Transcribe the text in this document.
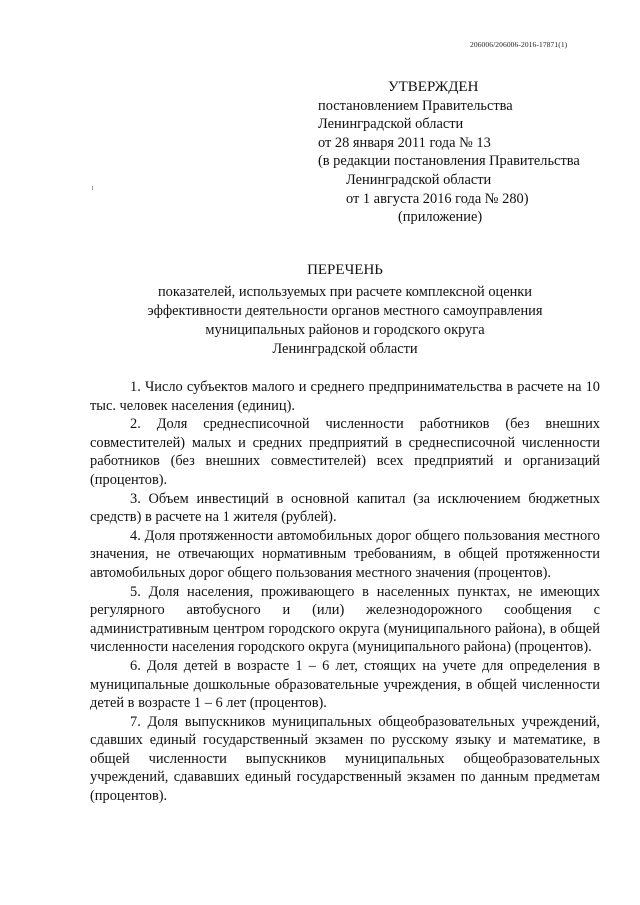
206006/206006-2016-17871(1)
УТВЕРЖДЕН
постановлением Правительства
Ленинградской области
от 28 января 2011 года № 13
(в редакции постановления Правительства
Ленинградской области
от 1 августа 2016 года № 280)
(приложение)
ПЕРЕЧЕНЬ
показателей, используемых при расчете комплексной оценки
эффективности деятельности органов местного самоуправления
муниципальных районов и городского округа
Ленинградской области

1. Число субъектов малого и среднего предпринимательства в расчете на 10 тыс. человек населения (единиц).

2. Доля среднесписочной численности работников (без внешних совместителей) малых и средних предприятий в среднесписочной численности работников (без внешних совместителей) всех предприятий и организаций (процентов).

3. Объем инвестиций в основной капитал (за исключением бюджетных средств) в расчете на 1 жителя (рублей).

4. Доля протяженности автомобильных дорог общего пользования местного значения, не отвечающих нормативным требованиям, в общей протяженности автомобильных дорог общего пользования местного значения (процентов).

5. Доля населения, проживающего в населенных пунктах, не имеющих регулярного автобусного и (или) железнодорожного сообщения с административным центром городского округа (муниципального района), в общей численности населения городского округа (муниципального района) (процентов).

6. Доля детей в возрасте 1 – 6 лет, стоящих на учете для определения в муниципальные дошкольные образовательные учреждения, в общей численности детей в возрасте 1 – 6 лет (процентов).

7. Доля выпускников муниципальных общеобразовательных учреждений, сдавших единый государственный экзамен по русскому языку и математике, в общей численности выпускников муниципальных общеобразовательных учреждений, сдававших единый государственный экзамен по данным предметам (процентов).
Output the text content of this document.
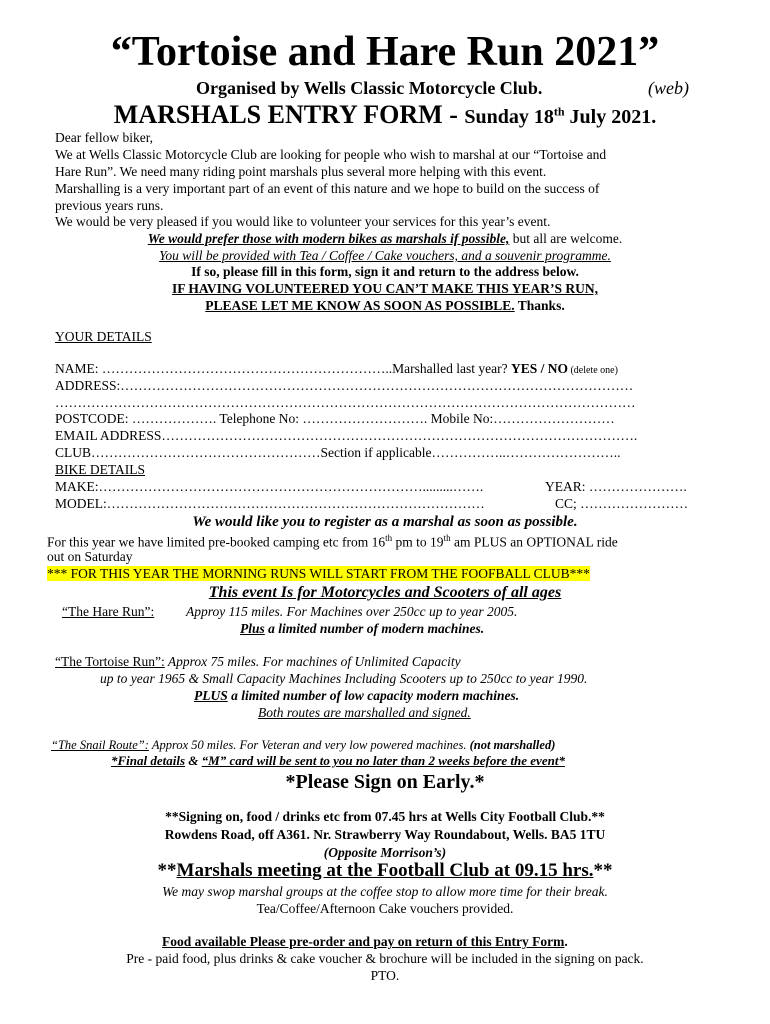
“Tortoise and Hare Run 2021”
Organised by Wells Classic Motorcycle Club.	(web)
MARSHALS ENTRY FORM - Sunday 18th July 2021.
Dear fellow biker,
We at Wells Classic Motorcycle Club are looking for people who wish to marshal at our “Tortoise and
Hare Run”. We need many riding point marshals plus several more helping with this event.
Marshalling is a very important part of an event of this nature and we hope to build on the success of
previous years runs.
We would be very pleased if you would like to volunteer your services for this year’s event.
We would prefer those with modern bikes as marshals if possible, but all are welcome.
You will be provided with Tea / Coffee / Cake vouchers, and a souvenir programme.
If so, please fill in this form, sign it and return to the address below.
IF HAVING VOLUNTEERED YOU CAN’T MAKE THIS YEAR’S RUN,
PLEASE LET ME KNOW AS SOON AS POSSIBLE. Thanks.
YOUR DETAILS
NAME: ………………………………………………………..Marshalled last year? YES / NO (delete one)
ADDRESS:……………………………………………………………………………………………………
…………………………………………………………………………………………………………………
POSTCODE: ………………. Telephone No: ………………………. Mobile No:………………………
EMAIL ADDRESS…………………………………………………………………………………………….
CLUB……………………………………………Section if applicable……………..……………………..
BIKE DETAILS
MAKE:……………………………………………………………….........…….	YEAR: ………………….
MODEL:…………………………………………………………………………	CC; ……………………
We would like you to register as a marshal as soon as possible.
For this year we have limited pre-booked camping etc from 16th pm to 19th am PLUS an OPTIONAL ride
out on Saturday
*** FOR THIS YEAR THE MORNING RUNS WILL START FROM THE FOOFBALL CLUB***
This event Is for Motorcycles and Scooters of all ages
“The Hare Run”: Approy 115 miles. For Machines over 250cc up to year 2005.
Plus a limited number of modern machines.
“The Tortoise Run”: Approx 75 miles. For machines of Unlimited Capacity
up to year 1965 & Small Capacity Machines Including Scooters up to 250cc to year 1990.
PLUS a limited number of low capacity modern machines.
Both routes are marshalled and signed.
“The Snail Route”: Approx 50 miles. For Veteran and very low powered machines. (not marshalled)
*Final details & “M” card will be sent to you no later than 2 weeks before the event*
*Please Sign on Early.*
**Signing on, food / drinks etc from 07.45 hrs at Wells City Football Club.**
Rowdens Road, off A361. Nr. Strawberry Way Roundabout, Wells. BA5 1TU
(Opposite Morrison’s)
**Marshals meeting at the Football Club at 09.15 hrs.**
We may swop marshal groups at the coffee stop to allow more time for their break.
Tea/Coffee/Afternoon Cake vouchers provided.
Food available Please pre-order and pay on return of this Entry Form.
Pre - paid food, plus drinks & cake voucher & brochure will be included in the signing on pack.
PTO.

§ **THE REQUEST**
Locate the lines above that contain "городского" and copy them.

§ **EXERCISE OUTPUT**
муниципальных районов и городского округа
5. Доля населения, проживающего в населенных пунктах, не имеющих регулярного автобусного и (или) железнодорожного сообщения с административным центром городского округа (муниципального района), в общей численности населения городского округа (муниципального района) (процентов).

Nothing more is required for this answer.